What you should do – Where a line holds "кислотный", copy it.

Task data –

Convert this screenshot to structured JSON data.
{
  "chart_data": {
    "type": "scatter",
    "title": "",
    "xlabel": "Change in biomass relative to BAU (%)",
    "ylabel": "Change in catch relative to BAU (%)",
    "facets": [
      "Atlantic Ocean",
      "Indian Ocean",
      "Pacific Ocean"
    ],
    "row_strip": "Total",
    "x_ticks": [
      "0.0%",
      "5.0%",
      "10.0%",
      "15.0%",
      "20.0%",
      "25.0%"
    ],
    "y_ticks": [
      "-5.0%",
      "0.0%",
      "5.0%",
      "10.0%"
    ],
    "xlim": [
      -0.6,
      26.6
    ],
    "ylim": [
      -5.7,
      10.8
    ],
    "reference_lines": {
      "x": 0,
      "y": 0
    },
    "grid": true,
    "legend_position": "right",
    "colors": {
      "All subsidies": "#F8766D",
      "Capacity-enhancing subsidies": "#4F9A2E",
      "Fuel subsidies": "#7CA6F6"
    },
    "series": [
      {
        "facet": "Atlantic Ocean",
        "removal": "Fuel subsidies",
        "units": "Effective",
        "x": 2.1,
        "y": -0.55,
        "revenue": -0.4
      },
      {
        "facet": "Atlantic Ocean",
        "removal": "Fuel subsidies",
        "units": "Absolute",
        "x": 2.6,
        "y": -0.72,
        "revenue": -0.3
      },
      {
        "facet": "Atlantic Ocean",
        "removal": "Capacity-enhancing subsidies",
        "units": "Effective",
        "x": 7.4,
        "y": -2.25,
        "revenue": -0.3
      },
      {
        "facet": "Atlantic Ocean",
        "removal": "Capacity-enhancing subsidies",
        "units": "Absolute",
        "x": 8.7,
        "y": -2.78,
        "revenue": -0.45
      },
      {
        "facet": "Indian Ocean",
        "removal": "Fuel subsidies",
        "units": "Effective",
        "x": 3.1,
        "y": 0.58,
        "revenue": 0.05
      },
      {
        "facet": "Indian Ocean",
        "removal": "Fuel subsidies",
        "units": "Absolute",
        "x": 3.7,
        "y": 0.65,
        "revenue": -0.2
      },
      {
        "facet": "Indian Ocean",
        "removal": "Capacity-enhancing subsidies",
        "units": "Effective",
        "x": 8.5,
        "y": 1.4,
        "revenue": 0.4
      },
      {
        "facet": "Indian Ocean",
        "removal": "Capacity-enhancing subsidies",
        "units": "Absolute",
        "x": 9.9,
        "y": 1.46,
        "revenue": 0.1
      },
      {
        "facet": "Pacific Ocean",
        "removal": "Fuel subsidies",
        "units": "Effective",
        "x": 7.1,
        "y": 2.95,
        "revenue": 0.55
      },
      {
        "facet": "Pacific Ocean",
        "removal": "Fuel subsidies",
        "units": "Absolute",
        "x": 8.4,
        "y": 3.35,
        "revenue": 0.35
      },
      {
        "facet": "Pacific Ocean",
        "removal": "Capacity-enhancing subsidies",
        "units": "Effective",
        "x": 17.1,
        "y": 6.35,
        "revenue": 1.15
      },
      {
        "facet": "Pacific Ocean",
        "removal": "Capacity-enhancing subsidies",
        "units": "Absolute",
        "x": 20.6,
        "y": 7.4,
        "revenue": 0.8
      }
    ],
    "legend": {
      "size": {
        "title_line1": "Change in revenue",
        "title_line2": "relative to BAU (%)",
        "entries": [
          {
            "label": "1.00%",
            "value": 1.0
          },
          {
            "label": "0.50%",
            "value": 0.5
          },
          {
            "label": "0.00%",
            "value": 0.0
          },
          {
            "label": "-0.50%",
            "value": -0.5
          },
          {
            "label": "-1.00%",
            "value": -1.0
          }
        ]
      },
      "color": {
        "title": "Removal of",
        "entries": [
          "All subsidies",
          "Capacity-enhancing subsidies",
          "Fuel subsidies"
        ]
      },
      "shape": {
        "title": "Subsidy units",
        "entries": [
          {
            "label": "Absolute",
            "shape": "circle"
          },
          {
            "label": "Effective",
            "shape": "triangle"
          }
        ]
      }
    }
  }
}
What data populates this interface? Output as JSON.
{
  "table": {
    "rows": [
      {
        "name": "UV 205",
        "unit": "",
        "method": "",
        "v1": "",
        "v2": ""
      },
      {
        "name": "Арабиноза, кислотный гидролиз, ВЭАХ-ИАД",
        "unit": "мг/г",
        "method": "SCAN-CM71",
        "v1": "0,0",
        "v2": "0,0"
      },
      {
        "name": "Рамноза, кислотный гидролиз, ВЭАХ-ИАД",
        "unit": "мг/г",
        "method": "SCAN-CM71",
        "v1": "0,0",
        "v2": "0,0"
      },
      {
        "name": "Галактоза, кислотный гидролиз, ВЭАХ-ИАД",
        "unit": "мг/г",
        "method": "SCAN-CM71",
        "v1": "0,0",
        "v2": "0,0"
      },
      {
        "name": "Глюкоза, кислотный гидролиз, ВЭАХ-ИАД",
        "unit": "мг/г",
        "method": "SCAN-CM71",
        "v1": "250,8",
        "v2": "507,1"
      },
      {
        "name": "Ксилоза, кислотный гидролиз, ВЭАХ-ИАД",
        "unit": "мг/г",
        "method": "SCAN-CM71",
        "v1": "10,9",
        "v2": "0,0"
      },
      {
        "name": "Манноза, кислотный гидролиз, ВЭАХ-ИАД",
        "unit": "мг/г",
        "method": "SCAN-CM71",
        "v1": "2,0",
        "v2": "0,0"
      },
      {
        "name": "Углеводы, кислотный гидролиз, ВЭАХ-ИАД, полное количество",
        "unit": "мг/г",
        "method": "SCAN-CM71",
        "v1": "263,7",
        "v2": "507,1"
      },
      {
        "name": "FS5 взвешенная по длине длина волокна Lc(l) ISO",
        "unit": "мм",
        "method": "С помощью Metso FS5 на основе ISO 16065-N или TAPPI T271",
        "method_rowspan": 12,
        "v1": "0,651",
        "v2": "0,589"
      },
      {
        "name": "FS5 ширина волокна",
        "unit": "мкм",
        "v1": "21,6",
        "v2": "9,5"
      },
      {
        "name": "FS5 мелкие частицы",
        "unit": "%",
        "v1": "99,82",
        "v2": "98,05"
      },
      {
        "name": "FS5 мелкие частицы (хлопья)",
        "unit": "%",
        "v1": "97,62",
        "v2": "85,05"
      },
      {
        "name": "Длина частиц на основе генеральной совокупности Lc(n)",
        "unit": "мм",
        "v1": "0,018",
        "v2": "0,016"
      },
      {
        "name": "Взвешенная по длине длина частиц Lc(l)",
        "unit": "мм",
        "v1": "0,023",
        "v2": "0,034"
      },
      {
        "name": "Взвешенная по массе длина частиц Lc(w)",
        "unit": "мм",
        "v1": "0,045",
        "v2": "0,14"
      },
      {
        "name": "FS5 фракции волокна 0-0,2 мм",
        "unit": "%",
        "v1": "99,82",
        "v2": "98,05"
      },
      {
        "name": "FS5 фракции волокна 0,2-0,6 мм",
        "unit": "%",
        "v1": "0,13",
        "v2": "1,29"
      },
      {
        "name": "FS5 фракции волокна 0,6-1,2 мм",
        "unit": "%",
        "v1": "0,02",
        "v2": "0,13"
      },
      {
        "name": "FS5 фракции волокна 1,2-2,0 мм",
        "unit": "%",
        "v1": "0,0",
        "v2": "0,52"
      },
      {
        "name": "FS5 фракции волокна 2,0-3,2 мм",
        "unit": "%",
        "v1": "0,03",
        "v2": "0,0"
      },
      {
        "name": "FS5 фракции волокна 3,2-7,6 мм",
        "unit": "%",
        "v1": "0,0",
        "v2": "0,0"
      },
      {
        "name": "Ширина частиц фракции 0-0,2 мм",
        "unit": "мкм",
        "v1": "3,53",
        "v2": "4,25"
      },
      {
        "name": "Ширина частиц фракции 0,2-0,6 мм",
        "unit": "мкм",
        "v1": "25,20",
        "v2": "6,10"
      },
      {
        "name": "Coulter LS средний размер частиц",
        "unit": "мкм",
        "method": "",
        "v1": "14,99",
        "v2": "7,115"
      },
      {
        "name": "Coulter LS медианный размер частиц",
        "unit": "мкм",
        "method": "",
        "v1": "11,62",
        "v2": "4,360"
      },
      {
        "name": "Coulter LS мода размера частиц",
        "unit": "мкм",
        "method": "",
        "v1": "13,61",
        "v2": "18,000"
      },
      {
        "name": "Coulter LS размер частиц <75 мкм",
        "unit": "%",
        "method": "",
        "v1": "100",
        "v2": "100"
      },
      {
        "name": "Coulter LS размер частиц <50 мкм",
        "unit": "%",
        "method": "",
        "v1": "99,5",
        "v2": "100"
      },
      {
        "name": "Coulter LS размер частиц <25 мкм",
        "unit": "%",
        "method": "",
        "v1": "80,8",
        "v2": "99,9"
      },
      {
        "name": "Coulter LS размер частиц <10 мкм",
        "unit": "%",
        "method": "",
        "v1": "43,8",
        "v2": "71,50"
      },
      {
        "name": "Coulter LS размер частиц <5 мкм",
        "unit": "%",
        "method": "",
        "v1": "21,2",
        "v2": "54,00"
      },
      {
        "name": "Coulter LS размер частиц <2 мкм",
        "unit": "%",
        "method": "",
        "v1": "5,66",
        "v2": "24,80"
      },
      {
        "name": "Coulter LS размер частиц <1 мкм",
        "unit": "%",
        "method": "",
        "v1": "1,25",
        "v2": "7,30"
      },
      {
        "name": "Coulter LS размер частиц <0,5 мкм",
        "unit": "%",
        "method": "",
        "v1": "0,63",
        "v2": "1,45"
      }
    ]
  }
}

Finished task –
        "name": "Арабиноза, кислотный гидролиз, ВЭАХ-ИАД",
        "name": "Рамноза, кислотный гидролиз, ВЭАХ-ИАД",
        "name": "Галактоза, кислотный гидролиз, ВЭАХ-ИАД",
        "name": "Глюкоза, кислотный гидролиз, ВЭАХ-ИАД",
        "name": "Ксилоза, кислотный гидролиз, ВЭАХ-ИАД",
        "name": "Манноза, кислотный гидролиз, ВЭАХ-ИАД",
        "name": "Углеводы, кислотный гидролиз, ВЭАХ-ИАД, полное количество",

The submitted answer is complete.